Work required => Copy, from the entries below, each line in which the string "document" appears.

Part of a data file:
************

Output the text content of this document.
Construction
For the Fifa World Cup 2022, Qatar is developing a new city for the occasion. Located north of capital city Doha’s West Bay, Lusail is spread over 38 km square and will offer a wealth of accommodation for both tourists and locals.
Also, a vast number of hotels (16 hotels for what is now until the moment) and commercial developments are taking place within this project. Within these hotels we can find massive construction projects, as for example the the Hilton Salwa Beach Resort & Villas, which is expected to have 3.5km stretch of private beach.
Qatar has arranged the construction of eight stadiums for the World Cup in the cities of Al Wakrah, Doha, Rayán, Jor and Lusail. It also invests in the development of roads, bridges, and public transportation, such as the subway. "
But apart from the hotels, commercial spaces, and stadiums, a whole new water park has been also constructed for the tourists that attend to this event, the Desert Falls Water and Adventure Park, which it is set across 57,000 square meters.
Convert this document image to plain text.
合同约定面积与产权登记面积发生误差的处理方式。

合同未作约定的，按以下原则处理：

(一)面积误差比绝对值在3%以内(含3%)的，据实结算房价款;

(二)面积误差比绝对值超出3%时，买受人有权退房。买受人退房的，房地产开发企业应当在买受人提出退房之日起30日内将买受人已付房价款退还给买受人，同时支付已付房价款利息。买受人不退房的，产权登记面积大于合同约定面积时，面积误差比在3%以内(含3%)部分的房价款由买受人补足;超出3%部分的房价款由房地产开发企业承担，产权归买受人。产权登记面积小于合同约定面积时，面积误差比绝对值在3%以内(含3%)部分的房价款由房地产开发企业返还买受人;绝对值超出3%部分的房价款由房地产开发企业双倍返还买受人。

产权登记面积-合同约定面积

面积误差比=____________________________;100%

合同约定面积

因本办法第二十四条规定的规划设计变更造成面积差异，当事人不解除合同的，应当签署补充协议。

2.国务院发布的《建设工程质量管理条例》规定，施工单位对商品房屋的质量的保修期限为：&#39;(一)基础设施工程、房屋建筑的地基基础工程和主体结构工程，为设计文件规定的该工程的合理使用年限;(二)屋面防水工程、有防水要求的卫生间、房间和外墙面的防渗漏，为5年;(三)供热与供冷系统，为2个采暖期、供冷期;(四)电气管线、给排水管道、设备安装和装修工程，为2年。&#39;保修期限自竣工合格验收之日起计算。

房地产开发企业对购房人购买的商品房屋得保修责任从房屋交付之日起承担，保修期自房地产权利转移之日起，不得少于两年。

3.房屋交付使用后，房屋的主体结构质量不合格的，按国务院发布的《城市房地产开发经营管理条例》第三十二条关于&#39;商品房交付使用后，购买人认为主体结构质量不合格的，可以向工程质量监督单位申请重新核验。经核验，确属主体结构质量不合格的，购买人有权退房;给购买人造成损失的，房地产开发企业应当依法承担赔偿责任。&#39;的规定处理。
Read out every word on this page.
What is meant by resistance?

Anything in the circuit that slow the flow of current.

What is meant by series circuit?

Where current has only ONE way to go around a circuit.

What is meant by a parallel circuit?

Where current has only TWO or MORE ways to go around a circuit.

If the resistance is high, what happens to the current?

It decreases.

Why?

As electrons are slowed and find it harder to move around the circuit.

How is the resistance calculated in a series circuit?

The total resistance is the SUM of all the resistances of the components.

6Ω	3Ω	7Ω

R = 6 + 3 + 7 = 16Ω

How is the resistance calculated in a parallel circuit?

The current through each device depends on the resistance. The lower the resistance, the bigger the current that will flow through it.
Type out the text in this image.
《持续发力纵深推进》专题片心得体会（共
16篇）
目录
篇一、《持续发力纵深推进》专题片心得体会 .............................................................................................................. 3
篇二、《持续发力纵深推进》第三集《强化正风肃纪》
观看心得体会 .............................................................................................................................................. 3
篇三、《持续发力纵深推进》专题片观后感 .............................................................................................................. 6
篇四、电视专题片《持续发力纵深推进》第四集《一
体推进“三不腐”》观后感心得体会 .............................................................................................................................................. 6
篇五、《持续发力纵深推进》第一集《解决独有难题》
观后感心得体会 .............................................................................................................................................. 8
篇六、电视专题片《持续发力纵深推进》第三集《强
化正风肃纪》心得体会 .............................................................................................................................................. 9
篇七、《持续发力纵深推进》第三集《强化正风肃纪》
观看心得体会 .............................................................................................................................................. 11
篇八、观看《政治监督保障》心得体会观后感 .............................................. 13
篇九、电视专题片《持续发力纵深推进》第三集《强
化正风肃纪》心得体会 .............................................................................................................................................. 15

************

Solution below =>
Output the text content of this document.
Convert this document image to plain text.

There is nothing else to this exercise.